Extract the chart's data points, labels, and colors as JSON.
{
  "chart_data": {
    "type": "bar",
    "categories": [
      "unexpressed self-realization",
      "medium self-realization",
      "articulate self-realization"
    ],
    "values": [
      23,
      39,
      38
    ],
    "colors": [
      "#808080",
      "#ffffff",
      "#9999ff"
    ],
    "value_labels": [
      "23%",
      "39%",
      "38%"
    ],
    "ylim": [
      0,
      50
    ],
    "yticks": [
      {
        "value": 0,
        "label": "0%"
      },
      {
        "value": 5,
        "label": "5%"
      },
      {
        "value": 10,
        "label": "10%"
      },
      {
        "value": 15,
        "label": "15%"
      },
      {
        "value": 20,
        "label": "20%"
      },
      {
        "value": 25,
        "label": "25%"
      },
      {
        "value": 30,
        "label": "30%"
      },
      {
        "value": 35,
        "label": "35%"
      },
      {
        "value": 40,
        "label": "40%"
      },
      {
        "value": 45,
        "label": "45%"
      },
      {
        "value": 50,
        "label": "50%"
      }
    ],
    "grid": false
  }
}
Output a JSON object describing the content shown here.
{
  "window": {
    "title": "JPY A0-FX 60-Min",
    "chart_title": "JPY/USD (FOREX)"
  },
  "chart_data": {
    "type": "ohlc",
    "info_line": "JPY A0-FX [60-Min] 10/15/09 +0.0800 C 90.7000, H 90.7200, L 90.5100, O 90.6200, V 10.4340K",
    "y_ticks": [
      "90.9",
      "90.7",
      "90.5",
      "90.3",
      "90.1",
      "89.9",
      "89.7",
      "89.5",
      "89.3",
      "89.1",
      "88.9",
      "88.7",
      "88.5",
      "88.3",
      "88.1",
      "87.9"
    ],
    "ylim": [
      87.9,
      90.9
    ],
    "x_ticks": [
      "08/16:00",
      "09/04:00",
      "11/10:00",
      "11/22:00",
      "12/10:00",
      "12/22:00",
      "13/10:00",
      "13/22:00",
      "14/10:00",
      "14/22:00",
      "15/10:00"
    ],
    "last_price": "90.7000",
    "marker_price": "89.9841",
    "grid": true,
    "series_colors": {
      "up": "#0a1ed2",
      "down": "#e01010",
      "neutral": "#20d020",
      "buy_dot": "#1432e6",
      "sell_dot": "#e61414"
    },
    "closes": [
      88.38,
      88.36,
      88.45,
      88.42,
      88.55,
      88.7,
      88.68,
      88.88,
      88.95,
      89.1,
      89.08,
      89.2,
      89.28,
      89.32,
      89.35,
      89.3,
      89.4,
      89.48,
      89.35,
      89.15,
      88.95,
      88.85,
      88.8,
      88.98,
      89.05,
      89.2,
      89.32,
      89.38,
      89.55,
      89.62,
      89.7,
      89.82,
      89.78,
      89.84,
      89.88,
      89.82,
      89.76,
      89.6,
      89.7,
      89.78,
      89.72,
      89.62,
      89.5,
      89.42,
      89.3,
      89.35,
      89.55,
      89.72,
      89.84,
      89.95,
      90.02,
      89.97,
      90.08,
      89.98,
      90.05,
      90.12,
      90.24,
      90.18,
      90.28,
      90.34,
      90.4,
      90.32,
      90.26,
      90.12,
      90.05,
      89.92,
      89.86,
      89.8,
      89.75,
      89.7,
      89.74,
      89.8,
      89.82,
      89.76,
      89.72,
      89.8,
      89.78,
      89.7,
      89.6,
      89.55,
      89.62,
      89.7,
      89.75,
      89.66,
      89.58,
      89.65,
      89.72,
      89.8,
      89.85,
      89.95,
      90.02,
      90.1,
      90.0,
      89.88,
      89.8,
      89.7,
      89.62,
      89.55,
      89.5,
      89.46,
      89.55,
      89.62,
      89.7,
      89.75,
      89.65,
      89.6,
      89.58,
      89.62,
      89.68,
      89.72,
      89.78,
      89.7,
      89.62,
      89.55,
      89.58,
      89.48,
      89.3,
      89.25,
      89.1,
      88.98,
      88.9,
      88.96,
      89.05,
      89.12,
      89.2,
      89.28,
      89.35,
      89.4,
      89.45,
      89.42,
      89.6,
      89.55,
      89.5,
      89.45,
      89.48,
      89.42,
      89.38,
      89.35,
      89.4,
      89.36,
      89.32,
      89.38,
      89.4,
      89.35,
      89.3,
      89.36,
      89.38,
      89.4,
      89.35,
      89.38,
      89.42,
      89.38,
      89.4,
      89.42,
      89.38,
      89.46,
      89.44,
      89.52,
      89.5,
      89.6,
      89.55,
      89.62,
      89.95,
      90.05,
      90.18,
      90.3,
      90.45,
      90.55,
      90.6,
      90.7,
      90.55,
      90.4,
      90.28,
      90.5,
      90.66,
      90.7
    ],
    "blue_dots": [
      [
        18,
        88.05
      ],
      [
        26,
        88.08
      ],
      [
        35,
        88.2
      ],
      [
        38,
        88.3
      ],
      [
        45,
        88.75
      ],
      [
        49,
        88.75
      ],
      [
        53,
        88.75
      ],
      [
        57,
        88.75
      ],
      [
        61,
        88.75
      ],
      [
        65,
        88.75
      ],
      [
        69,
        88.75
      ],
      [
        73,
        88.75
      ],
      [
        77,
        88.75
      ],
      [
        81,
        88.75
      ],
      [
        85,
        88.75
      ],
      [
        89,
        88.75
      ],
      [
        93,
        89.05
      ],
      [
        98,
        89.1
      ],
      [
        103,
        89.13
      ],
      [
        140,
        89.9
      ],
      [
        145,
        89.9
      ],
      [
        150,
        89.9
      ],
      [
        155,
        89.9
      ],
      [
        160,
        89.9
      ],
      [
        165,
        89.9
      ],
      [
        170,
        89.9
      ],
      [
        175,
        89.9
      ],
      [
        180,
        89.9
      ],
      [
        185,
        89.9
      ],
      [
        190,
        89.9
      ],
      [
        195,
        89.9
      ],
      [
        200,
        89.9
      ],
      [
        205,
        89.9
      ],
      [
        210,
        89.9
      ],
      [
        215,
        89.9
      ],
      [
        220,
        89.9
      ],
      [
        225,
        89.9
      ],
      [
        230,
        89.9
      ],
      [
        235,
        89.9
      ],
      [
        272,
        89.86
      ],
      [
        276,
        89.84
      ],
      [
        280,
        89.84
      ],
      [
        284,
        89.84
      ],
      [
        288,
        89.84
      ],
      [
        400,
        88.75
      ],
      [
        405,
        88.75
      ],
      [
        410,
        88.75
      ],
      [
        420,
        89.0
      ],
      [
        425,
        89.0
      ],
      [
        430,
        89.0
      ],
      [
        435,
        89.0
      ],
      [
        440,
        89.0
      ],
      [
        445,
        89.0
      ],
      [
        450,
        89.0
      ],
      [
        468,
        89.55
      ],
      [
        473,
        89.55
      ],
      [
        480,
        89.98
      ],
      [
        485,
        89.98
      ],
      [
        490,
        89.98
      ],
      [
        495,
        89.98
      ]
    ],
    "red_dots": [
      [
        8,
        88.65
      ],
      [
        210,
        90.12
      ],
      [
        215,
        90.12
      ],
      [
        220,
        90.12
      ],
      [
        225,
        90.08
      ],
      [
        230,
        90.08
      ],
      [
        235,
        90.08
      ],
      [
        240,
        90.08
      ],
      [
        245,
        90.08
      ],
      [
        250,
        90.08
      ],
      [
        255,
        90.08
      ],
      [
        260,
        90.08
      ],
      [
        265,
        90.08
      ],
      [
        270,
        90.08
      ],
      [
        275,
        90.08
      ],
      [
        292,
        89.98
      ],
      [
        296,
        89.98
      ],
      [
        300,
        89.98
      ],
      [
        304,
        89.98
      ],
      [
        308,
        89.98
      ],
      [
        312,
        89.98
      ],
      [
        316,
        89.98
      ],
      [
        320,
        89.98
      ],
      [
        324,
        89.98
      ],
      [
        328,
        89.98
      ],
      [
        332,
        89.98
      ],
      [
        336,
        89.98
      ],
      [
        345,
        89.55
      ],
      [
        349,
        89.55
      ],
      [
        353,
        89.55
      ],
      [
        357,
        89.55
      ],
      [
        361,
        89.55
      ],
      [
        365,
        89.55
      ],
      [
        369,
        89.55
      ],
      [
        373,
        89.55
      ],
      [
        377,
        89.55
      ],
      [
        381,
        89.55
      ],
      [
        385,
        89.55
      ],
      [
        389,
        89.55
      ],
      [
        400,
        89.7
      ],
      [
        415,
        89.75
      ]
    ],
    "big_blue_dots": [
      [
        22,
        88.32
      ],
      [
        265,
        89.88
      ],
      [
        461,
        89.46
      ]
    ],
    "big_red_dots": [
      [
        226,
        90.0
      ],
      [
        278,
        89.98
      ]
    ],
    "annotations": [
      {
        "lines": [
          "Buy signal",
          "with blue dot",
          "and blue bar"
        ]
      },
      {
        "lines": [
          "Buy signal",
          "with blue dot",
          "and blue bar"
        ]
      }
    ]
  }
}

---*---

Report how many lines in the records hold the word "realization", giving the number and nothing else.

Task output: 3